### The problem
Work out how many lines contain "color". Reply with the count alone.

— Begin Extracted data —

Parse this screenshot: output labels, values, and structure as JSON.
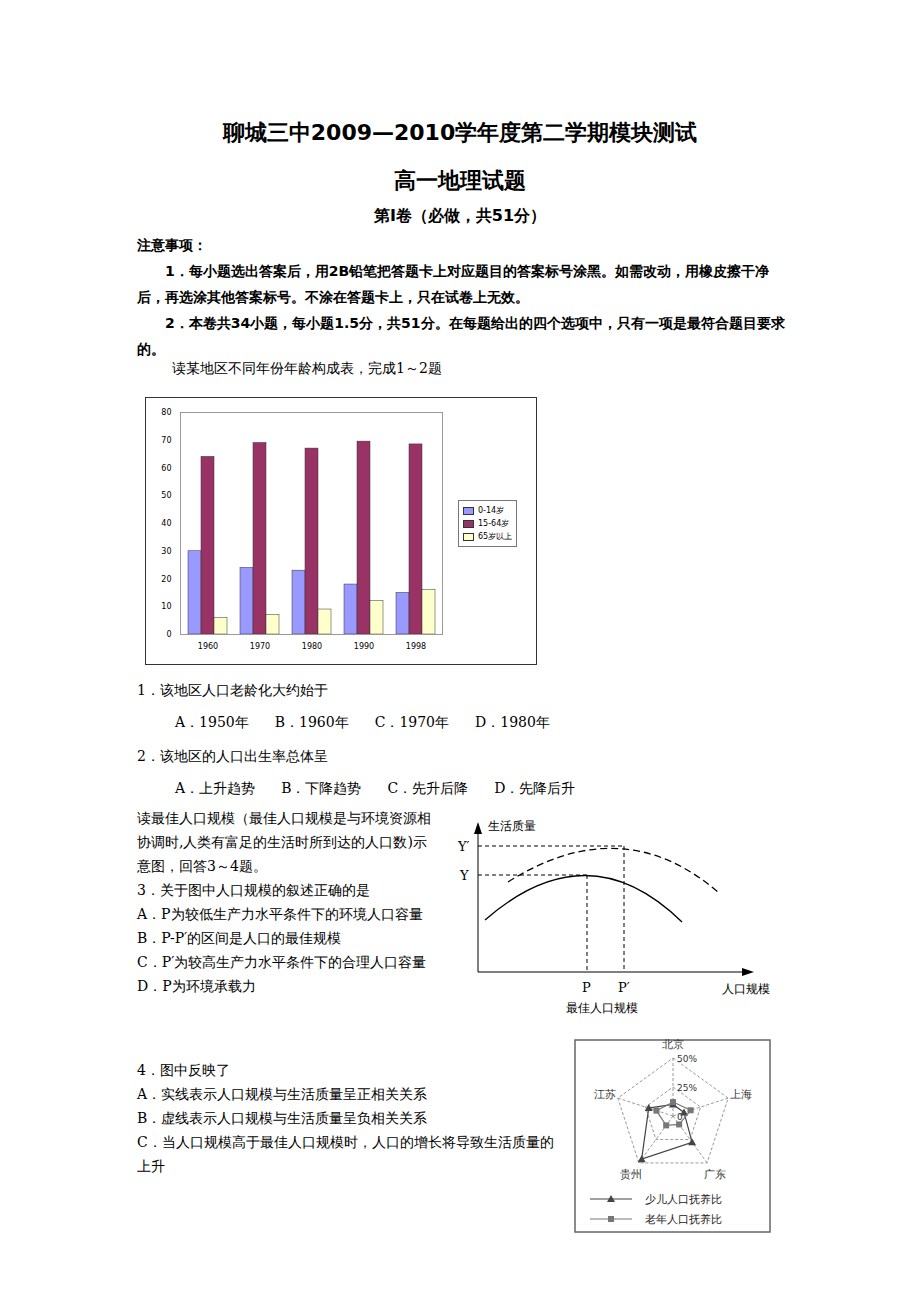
{
  "header": {
    "title": "聊城三中2009—2010学年度第二学期模块测试",
    "subtitle": "高一地理试题",
    "part": "第Ⅰ卷（必做，共51分）"
  },
  "notes": {
    "heading": "注意事项：",
    "items": [
      "1．每小题选出答案后，用2B铅笔把答题卡上对应题目的答案标号涂黑。如需改动，用橡皮擦干净后，再选涂其他答案标号。不涂在答题卡上，只在试卷上无效。",
      "2．本卷共34小题，每小题1.5分，共51分。在每题给出的四个选项中，只有一项是最符合题目要求的。"
    ]
  },
  "group1": {
    "intro": "读某地区不同年份年龄构成表，完成1～2题",
    "questions": [
      {
        "stem": "1．该地区人口老龄化大约始于",
        "options": [
          "A．1950年",
          "B．1960年",
          "C．1970年",
          "D．1980年"
        ]
      },
      {
        "stem": "2．该地区的人口出生率总体呈",
        "options": [
          "A．上升趋势",
          "B．下降趋势",
          "C．先升后降",
          "D．先降后升"
        ]
      }
    ]
  },
  "group2": {
    "intro": "读最佳人口规模（最佳人口规模是与环境资源相协调时,人类有富足的生活时所到达的人口数)示意图，回答3～4题。",
    "questions": [
      {
        "stem": "3．关于图中人口规模的叙述正确的是",
        "options": [
          "A．P为较低生产力水平条件下的环境人口容量",
          "B．P-P′的区间是人口的最佳规模",
          "C．P′为较高生产力水平条件下的合理人口容量",
          "D．P为环境承载力"
        ]
      },
      {
        "stem": "4．图中反映了",
        "options": [
          "A．实线表示人口规模与生活质量呈正相关关系",
          "B．虚线表示人口规模与生活质量呈负相关关系",
          "C．当人口规模高于最佳人口规模时，人口的增长将导致生活质量的上升"
        ]
      }
    ]
  },
  "diagram": {
    "y_label": "生活质量",
    "x_label": "人口规模",
    "x_note": "最佳人口规模",
    "x_marks": [
      "P",
      "P′"
    ],
    "y_marks": [
      "Y",
      "Y′"
    ]
  },
  "chart_data": [
    {
      "type": "bar",
      "categories": [
        "1960",
        "1970",
        "1980",
        "1990",
        "1998"
      ],
      "series": [
        {
          "name": "0-14岁",
          "color": "#9999ff",
          "values": [
            30,
            24,
            23,
            18,
            15
          ]
        },
        {
          "name": "15-64岁",
          "color": "#993366",
          "values": [
            64,
            69,
            67,
            69.5,
            68.5
          ]
        },
        {
          "name": "65岁以上",
          "color": "#ffffcc",
          "values": [
            6,
            7,
            9,
            12,
            16
          ]
        }
      ],
      "ylim": [
        0,
        80
      ],
      "yticks": [
        0,
        10,
        20,
        30,
        40,
        50,
        60,
        70,
        80
      ],
      "grid": false,
      "legend": "right"
    },
    {
      "type": "radar",
      "categories": [
        "北京",
        "上海",
        "广东",
        "贵州",
        "江苏"
      ],
      "series": [
        {
          "name": "少儿人口抚养比",
          "color": "#444444",
          "marker": "triangle",
          "values": [
            10,
            10,
            28,
            46,
            22
          ]
        },
        {
          "name": "老年人口抚养比",
          "color": "#777777",
          "marker": "square",
          "values": [
            12,
            16,
            9,
            10,
            15
          ]
        }
      ],
      "ylim": [
        0,
        50
      ],
      "yticks": [
        0,
        {
          "value": 25,
          "label": "25%"
        },
        {
          "value": 50,
          "label": "50%"
        }
      ],
      "legend": "bottom"
    }
  ]
}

— End Extracted data —

### Exercise solution
5